● GIVEN EXERCISE
Find how many lines in the data below mention "全国财政总支出". Give the number only.

● RECORDS SUPPLIED
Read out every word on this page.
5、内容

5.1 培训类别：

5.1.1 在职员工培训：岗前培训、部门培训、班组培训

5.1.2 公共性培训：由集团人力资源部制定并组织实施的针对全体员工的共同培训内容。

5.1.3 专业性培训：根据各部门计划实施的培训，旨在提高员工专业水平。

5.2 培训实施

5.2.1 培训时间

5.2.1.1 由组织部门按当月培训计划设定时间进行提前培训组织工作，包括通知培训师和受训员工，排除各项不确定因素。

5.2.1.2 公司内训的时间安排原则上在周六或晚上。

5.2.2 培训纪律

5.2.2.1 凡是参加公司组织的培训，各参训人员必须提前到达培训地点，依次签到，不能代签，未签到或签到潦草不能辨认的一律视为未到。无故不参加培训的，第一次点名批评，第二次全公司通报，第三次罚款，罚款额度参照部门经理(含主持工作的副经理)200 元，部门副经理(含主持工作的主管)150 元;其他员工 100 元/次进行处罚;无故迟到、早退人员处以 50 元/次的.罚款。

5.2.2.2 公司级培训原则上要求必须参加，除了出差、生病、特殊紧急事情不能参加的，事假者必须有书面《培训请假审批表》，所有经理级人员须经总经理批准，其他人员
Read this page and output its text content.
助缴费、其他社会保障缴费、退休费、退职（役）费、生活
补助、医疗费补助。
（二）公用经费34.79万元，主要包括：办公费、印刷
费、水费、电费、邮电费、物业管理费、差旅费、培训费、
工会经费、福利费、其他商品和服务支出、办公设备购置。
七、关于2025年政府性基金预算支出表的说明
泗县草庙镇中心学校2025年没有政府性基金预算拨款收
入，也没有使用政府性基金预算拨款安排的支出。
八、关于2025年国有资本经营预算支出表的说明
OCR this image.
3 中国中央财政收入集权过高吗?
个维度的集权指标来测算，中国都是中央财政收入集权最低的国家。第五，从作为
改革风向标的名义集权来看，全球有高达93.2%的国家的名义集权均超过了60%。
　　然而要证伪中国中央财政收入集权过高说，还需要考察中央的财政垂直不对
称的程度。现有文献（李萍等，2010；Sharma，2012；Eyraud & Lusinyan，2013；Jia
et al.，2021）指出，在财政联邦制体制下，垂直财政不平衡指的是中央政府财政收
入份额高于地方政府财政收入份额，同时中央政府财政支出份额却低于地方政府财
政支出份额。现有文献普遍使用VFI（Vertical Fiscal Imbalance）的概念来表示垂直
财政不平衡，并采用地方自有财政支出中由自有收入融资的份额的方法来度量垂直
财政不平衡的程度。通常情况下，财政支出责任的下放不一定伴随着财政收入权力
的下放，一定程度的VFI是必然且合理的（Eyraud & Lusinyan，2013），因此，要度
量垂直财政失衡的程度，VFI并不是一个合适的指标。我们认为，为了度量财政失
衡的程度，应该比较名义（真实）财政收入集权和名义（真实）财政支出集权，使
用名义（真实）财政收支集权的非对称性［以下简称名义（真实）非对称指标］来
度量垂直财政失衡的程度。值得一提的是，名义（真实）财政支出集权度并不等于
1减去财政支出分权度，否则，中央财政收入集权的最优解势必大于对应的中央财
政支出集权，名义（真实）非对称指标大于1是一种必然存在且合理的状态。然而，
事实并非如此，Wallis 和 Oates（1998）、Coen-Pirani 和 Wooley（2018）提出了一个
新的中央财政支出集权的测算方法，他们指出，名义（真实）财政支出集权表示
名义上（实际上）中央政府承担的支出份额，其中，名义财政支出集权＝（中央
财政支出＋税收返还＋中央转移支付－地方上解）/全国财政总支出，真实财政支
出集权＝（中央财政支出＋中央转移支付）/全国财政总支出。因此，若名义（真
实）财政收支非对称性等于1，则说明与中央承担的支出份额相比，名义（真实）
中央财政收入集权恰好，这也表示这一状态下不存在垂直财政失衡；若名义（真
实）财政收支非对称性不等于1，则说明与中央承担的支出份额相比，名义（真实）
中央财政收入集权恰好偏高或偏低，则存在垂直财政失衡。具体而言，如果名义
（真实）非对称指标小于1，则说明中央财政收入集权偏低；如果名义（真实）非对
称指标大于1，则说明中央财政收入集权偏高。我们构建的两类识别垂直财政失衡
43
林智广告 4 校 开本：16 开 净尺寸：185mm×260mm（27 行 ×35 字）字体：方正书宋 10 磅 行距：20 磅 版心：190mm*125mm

● SOLUTION TO THIS TASK
2